> **Goal of the exercise**
Find the word "JSON" in the listing; pull out each line holding it.

> **Provided records**
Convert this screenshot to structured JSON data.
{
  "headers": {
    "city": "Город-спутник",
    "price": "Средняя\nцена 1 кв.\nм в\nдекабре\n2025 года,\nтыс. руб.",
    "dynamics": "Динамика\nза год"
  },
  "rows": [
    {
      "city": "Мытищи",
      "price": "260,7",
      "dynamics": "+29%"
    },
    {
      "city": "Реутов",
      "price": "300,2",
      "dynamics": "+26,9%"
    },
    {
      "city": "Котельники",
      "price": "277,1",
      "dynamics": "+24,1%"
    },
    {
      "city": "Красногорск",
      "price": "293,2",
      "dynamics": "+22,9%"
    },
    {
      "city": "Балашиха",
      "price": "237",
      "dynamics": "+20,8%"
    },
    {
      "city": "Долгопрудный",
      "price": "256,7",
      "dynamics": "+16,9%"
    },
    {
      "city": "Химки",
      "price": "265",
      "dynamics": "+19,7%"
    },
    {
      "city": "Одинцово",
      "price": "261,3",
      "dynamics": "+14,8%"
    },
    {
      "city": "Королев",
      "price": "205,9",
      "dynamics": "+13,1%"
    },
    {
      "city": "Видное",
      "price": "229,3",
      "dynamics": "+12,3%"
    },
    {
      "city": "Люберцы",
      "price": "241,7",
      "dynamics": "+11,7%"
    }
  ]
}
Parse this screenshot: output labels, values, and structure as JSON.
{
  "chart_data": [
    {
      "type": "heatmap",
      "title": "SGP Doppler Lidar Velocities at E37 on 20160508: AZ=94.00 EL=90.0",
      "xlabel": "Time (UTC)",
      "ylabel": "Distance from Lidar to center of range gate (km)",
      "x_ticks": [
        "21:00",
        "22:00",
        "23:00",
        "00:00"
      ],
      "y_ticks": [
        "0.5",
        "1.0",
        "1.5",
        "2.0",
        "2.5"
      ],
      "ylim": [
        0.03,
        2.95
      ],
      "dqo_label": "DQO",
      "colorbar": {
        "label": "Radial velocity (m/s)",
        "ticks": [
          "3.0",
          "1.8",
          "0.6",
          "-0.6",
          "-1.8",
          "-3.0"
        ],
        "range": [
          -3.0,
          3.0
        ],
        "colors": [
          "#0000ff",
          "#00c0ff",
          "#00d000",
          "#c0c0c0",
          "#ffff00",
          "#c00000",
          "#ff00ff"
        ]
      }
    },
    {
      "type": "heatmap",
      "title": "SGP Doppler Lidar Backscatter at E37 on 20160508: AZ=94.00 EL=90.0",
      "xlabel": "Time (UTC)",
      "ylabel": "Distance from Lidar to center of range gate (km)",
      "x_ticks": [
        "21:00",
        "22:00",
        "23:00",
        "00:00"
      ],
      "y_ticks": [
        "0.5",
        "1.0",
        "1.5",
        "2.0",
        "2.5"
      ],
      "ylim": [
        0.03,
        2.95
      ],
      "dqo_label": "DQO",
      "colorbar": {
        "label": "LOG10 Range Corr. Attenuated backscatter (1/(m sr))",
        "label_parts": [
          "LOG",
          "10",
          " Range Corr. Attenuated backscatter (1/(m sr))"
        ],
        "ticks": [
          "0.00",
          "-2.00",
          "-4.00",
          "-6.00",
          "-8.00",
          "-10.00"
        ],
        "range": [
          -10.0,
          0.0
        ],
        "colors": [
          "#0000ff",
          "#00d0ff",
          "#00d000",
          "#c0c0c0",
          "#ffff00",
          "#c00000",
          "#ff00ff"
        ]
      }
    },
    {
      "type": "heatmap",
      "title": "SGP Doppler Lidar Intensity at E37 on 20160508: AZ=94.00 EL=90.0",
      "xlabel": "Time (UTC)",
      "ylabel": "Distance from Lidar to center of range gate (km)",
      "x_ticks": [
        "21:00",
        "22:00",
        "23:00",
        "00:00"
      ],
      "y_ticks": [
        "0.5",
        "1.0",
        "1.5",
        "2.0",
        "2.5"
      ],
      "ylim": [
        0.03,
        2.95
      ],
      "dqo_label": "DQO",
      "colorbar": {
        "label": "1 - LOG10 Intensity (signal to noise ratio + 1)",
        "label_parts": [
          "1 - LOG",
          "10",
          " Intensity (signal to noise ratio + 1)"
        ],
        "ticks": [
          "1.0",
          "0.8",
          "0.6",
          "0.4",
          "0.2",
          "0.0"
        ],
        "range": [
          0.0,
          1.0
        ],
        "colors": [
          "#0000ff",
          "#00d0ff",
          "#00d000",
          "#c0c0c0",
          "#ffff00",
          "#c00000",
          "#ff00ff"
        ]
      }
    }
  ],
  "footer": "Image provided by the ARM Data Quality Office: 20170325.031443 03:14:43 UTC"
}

> **Result of the exercise**
Convert this screenshot to structured JSON data.
Parse this screenshot: output labels, values, and structure as JSON.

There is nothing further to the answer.